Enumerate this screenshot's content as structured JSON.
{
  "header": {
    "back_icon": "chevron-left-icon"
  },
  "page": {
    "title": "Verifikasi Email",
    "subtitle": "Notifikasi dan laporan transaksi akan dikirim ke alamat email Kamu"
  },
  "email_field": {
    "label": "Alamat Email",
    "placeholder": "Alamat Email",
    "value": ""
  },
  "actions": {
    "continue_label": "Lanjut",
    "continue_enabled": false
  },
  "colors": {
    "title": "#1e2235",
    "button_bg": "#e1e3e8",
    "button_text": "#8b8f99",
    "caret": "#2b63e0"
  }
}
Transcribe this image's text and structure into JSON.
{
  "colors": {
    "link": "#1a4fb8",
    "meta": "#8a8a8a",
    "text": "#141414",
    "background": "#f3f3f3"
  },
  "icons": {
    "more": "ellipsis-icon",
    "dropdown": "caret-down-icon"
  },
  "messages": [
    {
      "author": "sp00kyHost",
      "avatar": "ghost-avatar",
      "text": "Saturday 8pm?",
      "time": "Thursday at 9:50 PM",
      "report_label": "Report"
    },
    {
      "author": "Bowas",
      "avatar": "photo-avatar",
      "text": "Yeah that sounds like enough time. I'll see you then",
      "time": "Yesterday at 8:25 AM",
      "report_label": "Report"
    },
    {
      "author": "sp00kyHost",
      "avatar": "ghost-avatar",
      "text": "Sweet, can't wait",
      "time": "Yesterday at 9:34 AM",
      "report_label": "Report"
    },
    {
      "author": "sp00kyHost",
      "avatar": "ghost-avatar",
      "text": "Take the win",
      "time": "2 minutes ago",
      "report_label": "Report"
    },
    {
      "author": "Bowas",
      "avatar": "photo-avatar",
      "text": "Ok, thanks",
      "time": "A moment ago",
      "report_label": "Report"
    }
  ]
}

----

- Exercise directions:
Using the material above, print every entry exactly as written.

- Solved exercise:
Enumerate this screenshot's content as structured JSON.
{
  "header": {
    "back_icon": "chevron-left-icon"
  },
  "page": {
    "title": "Verifikasi Email",
    "subtitle": "Notifikasi dan laporan transaksi akan dikirim ke alamat email Kamu"
  },
  "email_field": {
    "label": "Alamat Email",
    "placeholder": "Alamat Email",
    "value": ""
  },
  "actions": {
    "continue_label": "Lanjut",
    "continue_enabled": false
  },
  "colors": {
    "title": "#1e2235",
    "button_bg": "#e1e3e8",
    "button_text": "#8b8f99",
    "caret": "#2b63e0"
  }
}
Transcribe this image's text and structure into JSON.
{
  "colors": {
    "link": "#1a4fb8",
    "meta": "#8a8a8a",
    "text": "#141414",
    "background": "#f3f3f3"
  },
  "icons": {
    "more": "ellipsis-icon",
    "dropdown": "caret-down-icon"
  },
  "messages": [
    {
      "author": "sp00kyHost",
      "avatar": "ghost-avatar",
      "text": "Saturday 8pm?",
      "time": "Thursday at 9:50 PM",
      "report_label": "Report"
    },
    {
      "author": "Bowas",
      "avatar": "photo-avatar",
      "text": "Yeah that sounds like enough time. I'll see you then",
      "time": "Yesterday at 8:25 AM",
      "report_label": "Report"
    },
    {
      "author": "sp00kyHost",
      "avatar": "ghost-avatar",
      "text": "Sweet, can't wait",
      "time": "Yesterday at 9:34 AM",
      "report_label": "Report"
    },
    {
      "author": "sp00kyHost",
      "avatar": "ghost-avatar",
      "text": "Take the win",
      "time": "2 minutes ago",
      "report_label": "Report"
    },
    {
      "author": "Bowas",
      "avatar": "photo-avatar",
      "text": "Ok, thanks",
      "time": "A moment ago",
      "report_label": "Report"
    }
  ]
}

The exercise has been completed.